▶ What the exercise asks
Lines that include the word "巴中职业技术学院" are the ones to copy.

[Saved entries]
— BEGIN —

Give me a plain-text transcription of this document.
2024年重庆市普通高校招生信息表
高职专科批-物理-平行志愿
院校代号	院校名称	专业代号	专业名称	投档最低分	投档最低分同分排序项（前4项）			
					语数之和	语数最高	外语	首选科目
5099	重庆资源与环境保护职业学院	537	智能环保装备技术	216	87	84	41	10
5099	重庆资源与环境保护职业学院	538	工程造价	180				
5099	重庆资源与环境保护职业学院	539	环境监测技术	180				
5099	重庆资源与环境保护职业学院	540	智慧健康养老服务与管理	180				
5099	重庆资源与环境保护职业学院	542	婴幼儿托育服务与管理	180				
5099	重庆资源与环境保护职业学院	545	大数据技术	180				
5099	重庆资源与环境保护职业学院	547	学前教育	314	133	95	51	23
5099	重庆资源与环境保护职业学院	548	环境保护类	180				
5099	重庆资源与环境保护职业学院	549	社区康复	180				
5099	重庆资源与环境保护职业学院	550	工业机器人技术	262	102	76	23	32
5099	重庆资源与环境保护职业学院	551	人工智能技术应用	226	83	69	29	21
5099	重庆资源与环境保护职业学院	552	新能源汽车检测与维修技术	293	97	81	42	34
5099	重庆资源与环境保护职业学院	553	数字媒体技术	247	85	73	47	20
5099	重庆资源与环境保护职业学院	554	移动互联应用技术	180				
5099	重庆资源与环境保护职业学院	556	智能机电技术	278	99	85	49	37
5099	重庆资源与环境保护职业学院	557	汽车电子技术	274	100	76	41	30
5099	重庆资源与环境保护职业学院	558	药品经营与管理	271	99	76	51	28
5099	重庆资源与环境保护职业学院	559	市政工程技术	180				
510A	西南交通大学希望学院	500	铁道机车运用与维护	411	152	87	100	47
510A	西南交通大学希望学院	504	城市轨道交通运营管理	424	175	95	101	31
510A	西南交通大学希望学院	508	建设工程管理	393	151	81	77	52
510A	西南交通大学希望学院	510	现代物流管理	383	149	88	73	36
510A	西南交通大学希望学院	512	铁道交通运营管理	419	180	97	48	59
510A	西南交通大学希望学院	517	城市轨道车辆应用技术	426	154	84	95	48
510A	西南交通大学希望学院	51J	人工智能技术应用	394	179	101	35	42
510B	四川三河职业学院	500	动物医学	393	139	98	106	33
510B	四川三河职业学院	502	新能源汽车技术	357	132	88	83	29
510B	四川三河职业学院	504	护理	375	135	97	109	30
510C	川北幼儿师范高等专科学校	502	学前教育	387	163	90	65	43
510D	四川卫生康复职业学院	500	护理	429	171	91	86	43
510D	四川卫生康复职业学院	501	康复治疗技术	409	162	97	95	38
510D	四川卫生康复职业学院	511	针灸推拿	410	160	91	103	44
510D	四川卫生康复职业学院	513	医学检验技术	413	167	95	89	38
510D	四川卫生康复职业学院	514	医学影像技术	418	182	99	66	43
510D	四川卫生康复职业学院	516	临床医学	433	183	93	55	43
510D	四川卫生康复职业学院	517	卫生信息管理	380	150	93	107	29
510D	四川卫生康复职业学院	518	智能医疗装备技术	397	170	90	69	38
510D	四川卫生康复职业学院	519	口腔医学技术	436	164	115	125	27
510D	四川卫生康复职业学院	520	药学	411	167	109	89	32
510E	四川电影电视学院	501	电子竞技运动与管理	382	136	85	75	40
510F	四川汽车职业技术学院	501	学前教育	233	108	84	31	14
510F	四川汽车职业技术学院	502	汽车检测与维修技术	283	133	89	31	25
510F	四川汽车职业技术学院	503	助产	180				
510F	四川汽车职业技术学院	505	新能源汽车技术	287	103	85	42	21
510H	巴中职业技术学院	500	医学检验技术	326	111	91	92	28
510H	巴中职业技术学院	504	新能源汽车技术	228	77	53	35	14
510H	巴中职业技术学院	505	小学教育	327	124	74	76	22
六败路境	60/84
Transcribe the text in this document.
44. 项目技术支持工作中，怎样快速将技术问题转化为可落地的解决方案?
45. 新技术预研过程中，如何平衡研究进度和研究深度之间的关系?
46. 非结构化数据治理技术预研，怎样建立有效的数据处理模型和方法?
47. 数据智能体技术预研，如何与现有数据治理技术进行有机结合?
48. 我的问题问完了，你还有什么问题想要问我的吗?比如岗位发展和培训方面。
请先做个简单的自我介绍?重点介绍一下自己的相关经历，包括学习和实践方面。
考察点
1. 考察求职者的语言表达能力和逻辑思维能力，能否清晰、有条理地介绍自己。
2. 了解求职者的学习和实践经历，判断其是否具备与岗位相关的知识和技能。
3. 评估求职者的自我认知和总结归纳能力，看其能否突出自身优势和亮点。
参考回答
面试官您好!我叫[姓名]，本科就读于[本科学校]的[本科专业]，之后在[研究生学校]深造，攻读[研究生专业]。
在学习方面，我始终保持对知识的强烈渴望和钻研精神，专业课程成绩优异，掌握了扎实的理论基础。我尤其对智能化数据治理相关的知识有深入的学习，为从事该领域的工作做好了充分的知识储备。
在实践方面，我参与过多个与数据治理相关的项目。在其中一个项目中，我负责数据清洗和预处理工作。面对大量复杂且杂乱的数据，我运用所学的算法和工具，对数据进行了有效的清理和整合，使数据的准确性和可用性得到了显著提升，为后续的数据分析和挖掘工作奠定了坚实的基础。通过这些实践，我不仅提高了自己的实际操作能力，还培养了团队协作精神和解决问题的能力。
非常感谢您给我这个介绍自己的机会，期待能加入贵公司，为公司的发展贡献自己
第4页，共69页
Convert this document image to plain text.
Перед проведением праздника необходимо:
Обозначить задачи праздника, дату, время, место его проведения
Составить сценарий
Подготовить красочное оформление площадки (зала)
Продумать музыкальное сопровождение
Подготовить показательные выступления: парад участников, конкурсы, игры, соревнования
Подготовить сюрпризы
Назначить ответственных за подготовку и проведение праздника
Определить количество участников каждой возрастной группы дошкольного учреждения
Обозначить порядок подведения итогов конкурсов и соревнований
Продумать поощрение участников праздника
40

— END —

▶ Final result
510H	巴中职业技术学院	500	医学检验技术	326	111	91	92	28
510H	巴中职业技术学院	504	新能源汽车技术	228	77	53	35	14
510H	巴中职业技术学院	505	小学教育	327	124	74	76	22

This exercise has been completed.